## WHAT IS EXPECTED
Say how many lines of the material below contain the word "sharp", with no other words.

## MATERIAL TO PROCESS
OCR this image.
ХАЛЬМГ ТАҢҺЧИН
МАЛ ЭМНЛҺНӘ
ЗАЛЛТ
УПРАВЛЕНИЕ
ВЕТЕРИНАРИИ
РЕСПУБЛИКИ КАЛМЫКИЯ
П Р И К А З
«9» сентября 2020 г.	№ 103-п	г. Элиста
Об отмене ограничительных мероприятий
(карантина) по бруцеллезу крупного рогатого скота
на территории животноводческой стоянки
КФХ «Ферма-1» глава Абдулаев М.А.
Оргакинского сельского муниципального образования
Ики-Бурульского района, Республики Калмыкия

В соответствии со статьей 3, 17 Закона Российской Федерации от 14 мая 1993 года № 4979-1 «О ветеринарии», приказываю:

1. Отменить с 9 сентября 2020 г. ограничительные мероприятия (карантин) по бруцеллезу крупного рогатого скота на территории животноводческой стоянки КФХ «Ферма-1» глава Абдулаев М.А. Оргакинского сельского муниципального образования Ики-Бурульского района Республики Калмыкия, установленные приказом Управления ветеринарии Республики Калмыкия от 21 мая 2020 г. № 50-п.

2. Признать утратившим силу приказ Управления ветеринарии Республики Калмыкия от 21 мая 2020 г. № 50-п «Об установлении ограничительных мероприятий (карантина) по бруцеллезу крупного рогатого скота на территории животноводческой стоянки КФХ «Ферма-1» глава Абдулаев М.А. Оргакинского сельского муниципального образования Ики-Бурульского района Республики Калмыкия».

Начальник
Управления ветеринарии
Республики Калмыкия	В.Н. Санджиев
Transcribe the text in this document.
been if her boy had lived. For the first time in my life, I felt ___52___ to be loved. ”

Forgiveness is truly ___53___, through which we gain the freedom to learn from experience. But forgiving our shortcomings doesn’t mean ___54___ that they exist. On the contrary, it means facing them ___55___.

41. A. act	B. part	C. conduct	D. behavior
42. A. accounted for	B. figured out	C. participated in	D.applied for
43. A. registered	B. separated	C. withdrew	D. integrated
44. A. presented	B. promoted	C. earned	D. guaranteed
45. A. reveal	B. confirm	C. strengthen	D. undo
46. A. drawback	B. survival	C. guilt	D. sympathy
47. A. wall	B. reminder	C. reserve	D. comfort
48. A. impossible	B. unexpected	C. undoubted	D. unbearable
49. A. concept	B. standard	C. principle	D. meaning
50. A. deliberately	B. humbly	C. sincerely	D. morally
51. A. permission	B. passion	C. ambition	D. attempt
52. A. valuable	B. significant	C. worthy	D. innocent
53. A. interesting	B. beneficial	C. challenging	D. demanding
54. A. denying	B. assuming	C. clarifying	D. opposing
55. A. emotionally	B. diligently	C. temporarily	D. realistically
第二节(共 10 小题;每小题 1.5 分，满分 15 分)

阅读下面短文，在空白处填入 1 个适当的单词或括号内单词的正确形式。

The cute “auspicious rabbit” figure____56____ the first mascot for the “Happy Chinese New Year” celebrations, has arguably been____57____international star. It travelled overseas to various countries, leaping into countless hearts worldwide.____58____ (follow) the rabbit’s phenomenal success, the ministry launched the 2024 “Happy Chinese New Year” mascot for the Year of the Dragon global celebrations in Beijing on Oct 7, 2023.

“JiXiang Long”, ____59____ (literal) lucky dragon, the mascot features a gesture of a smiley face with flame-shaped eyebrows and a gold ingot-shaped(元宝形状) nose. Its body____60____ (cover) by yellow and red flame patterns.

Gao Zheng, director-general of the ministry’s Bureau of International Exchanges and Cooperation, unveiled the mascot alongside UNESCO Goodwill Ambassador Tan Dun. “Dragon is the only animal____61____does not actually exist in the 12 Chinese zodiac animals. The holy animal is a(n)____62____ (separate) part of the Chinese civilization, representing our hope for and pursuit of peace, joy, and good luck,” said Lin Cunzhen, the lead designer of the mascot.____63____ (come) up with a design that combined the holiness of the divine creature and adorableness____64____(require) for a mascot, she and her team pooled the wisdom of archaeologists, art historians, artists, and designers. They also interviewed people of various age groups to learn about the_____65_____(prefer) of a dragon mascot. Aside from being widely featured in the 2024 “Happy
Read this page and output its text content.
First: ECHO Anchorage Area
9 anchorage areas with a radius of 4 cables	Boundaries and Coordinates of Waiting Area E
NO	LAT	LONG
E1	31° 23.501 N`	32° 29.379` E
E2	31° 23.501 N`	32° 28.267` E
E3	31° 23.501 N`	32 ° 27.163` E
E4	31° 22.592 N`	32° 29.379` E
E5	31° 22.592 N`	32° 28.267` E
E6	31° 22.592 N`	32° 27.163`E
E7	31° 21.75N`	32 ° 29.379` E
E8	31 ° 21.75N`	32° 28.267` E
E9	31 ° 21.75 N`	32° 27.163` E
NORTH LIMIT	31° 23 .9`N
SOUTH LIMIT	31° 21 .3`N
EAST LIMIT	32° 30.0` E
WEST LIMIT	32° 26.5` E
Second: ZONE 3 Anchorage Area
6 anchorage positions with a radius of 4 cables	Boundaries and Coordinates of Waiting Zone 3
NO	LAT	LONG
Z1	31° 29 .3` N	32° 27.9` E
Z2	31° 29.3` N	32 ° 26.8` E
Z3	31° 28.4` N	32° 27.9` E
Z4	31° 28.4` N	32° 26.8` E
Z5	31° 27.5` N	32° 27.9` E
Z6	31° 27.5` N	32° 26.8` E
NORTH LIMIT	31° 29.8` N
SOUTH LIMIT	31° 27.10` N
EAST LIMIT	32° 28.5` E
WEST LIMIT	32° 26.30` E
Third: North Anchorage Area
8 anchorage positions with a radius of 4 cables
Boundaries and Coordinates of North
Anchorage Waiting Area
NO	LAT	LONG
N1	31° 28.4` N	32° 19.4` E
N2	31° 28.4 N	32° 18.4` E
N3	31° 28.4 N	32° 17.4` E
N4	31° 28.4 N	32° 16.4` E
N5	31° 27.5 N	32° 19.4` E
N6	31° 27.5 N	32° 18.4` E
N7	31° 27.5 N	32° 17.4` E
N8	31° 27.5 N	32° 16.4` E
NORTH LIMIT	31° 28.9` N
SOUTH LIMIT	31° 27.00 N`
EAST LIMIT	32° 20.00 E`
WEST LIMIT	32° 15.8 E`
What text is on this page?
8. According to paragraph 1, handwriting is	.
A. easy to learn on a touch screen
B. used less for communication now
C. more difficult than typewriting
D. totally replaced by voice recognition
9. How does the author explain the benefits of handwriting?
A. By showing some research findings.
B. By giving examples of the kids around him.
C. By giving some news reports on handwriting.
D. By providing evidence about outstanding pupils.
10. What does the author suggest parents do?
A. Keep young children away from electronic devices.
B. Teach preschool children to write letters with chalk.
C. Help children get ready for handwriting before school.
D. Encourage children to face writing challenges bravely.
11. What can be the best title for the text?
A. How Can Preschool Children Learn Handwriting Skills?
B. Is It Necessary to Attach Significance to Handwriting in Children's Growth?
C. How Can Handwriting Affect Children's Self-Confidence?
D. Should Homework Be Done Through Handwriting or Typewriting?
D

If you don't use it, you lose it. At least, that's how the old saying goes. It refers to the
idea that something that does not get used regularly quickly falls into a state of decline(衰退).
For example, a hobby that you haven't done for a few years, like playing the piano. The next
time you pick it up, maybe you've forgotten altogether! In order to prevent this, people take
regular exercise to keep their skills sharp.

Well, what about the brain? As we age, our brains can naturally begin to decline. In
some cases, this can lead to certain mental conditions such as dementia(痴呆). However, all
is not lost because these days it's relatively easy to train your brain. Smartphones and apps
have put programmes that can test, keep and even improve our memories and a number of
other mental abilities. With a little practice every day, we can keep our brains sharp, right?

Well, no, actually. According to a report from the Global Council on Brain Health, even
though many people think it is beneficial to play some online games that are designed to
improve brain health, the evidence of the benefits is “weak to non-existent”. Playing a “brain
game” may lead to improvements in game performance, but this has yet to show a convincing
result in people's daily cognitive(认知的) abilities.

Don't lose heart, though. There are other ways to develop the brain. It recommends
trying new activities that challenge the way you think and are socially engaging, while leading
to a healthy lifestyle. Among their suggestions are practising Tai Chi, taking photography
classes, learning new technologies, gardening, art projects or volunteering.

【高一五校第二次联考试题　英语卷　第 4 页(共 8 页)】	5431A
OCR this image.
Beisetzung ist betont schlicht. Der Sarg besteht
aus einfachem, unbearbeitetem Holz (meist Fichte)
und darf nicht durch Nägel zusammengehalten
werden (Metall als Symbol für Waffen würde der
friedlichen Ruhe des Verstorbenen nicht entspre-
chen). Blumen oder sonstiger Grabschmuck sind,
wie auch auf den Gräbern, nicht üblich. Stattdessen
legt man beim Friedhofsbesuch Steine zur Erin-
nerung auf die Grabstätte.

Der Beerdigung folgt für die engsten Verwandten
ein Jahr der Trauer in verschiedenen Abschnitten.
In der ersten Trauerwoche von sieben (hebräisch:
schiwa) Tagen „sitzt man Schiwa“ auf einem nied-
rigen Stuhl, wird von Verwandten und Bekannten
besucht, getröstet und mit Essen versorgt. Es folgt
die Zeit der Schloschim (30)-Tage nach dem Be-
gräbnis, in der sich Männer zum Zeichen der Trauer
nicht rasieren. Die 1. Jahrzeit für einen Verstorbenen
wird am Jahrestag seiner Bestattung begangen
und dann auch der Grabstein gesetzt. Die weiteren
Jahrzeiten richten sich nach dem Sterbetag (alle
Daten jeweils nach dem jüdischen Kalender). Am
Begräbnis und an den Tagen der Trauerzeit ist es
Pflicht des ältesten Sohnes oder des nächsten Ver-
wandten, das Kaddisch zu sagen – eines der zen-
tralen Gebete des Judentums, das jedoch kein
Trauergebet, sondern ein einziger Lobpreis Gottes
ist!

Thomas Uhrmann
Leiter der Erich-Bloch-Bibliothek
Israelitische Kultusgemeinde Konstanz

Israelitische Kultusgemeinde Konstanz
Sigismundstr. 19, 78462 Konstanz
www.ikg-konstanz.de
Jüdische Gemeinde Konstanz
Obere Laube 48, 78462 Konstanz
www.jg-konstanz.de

## RESULT OF THE EXERCISE
2